---- Data supplied

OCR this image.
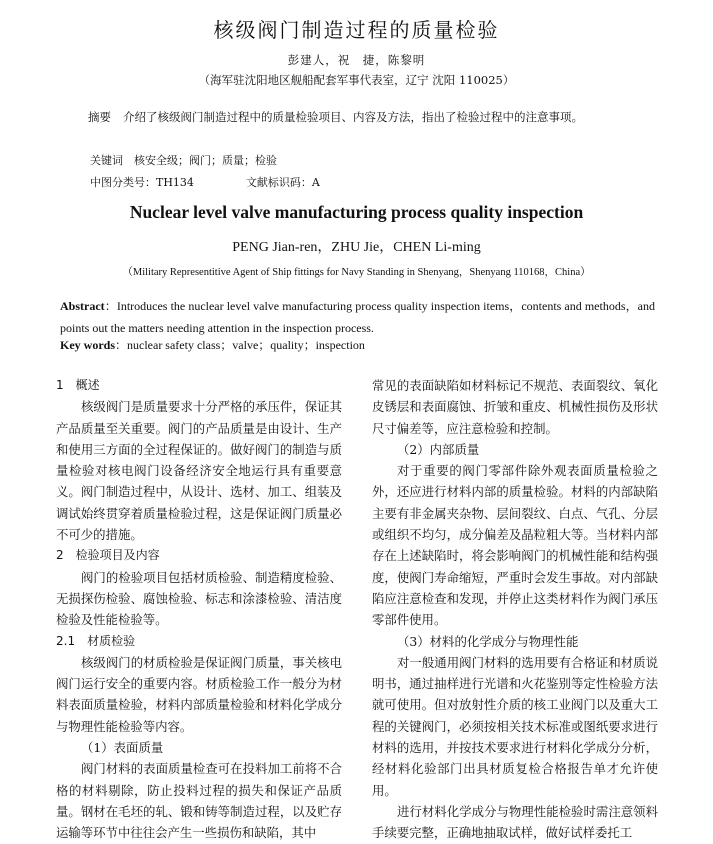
核级阀门制造过程的质量检验
彭建人，祝　捷，陈黎明
（海军驻沈阳地区舰船配套军事代表室，辽宁 沈阳 110025）
摘要 介绍了核级阀门制造过程中的质量检验项目、内容及方法，指出了检验过程中的注意事项。
关键词　核安全级；阀门；质量；检验
中图分类号：TH134	文献标识码：A
Nuclear level valve manufacturing process quality inspection
PENG Jian-ren，ZHU Jie，CHEN Li-ming
（Military Representitive Agent of Ship fittings for Navy Standing in Shenyang，Shenyang 110168，China）
Abstract：Introduces the nuclear level valve manufacturing process quality inspection items，contents and methods，and points out the matters needing attention in the inspection process.
Key words：nuclear safety class；valve；quality；inspection

1　概述

核级阀门是质量要求十分严格的承压件，保证其产品质量至关重要。阀门的产品质量是由设计、生产和使用三方面的全过程保证的。做好阀门的制造与质量检验对核电阀门设备经济安全地运行具有重要意义。阀门制造过程中，从设计、选材、加工、组装及调试始终贯穿着质量检验过程，这是保证阀门质量必不可少的措施。

2　检验项目及内容

阀门的检验项目包括材质检验、制造精度检验、无损探伤检验、腐蚀检验、标志和涂漆检验、清洁度检验及性能检验等。

2.1　材质检验

核级阀门的材质检验是保证阀门质量，事关核电阀门运行安全的重要内容。材质检验工作一般分为材料表面质量检验，材料内部质量检验和材料化学成分与物理性能检验等内容。

（1）表面质量

阀门材料的表面质量检查可在投料加工前将不合格的材料剔除，防止投料过程的损失和保证产品质量。钢材在毛坯的轧、锻和铸等制造过程，以及贮存运输等环节中往往会产生一些损伤和缺陷，其中

常见的表面缺陷如材料标记不规范、表面裂纹、氧化皮锈层和表面腐蚀、折皱和重皮、机械性损伤及形状尺寸偏差等，应注意检验和控制。

（2）内部质量

对于重要的阀门零部件除外观表面质量检验之外，还应进行材料内部的质量检验。材料的内部缺陷主要有非金属夹杂物、层间裂纹、白点、气孔、分层或组织不均匀，成分偏差及晶粒粗大等。当材料内部存在上述缺陷时，将会影响阀门的机械性能和结构强度，使阀门寿命缩短，严重时会发生事故。对内部缺陷应注意检查和发现，并停止这类材料作为阀门承压零部件使用。

（3）材料的化学成分与物理性能

对一般通用阀门材料的选用要有合格证和材质说明书，通过抽样进行光谱和火花鉴别等定性检验方法就可使用。但对放射性介质的核工业阀门以及重大工程的关键阀门，必须按相关技术标准或图纸要求进行材料的选用，并按技术要求进行材料化学成分分析，经材料化验部门出具材质复检合格报告单才允许使用。

进行材料化学成分与物理性能检验时需注意领料手续要完整，正确地抽取试样，做好试样委托工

--------

Exercise aim: Go through the listing above and write it out again exactly, dropping the pictures.

Finished answer:
OCR this image.
核级阀门制造过程的质量检验
彭建人，祝　捷，陈黎明
（海军驻沈阳地区舰船配套军事代表室，辽宁 沈阳 110025）
摘要 介绍了核级阀门制造过程中的质量检验项目、内容及方法，指出了检验过程中的注意事项。
关键词　核安全级；阀门；质量；检验
中图分类号：TH134	文献标识码：A
Nuclear level valve manufacturing process quality inspection
PENG Jian-ren，ZHU Jie，CHEN Li-ming
（Military Representitive Agent of Ship fittings for Navy Standing in Shenyang，Shenyang 110168，China）
Abstract：Introduces the nuclear level valve manufacturing process quality inspection items，contents and methods，and points out the matters needing attention in the inspection process.
Key words：nuclear safety class；valve；quality；inspection

1　概述

核级阀门是质量要求十分严格的承压件，保证其产品质量至关重要。阀门的产品质量是由设计、生产和使用三方面的全过程保证的。做好阀门的制造与质量检验对核电阀门设备经济安全地运行具有重要意义。阀门制造过程中，从设计、选材、加工、组装及调试始终贯穿着质量检验过程，这是保证阀门质量必不可少的措施。

2　检验项目及内容

阀门的检验项目包括材质检验、制造精度检验、无损探伤检验、腐蚀检验、标志和涂漆检验、清洁度检验及性能检验等。

2.1　材质检验

核级阀门的材质检验是保证阀门质量，事关核电阀门运行安全的重要内容。材质检验工作一般分为材料表面质量检验，材料内部质量检验和材料化学成分与物理性能检验等内容。

（1）表面质量

阀门材料的表面质量检查可在投料加工前将不合格的材料剔除，防止投料过程的损失和保证产品质量。钢材在毛坯的轧、锻和铸等制造过程，以及贮存运输等环节中往往会产生一些损伤和缺陷，其中

常见的表面缺陷如材料标记不规范、表面裂纹、氧化皮锈层和表面腐蚀、折皱和重皮、机械性损伤及形状尺寸偏差等，应注意检验和控制。

（2）内部质量

对于重要的阀门零部件除外观表面质量检验之外，还应进行材料内部的质量检验。材料的内部缺陷主要有非金属夹杂物、层间裂纹、白点、气孔、分层或组织不均匀，成分偏差及晶粒粗大等。当材料内部存在上述缺陷时，将会影响阀门的机械性能和结构强度，使阀门寿命缩短，严重时会发生事故。对内部缺陷应注意检查和发现，并停止这类材料作为阀门承压零部件使用。

（3）材料的化学成分与物理性能

对一般通用阀门材料的选用要有合格证和材质说明书，通过抽样进行光谱和火花鉴别等定性检验方法就可使用。但对放射性介质的核工业阀门以及重大工程的关键阀门，必须按相关技术标准或图纸要求进行材料的选用，并按技术要求进行材料化学成分分析，经材料化验部门出具材质复检合格报告单才允许使用。

进行材料化学成分与物理性能检验时需注意领料手续要完整，正确地抽取试样，做好试样委托工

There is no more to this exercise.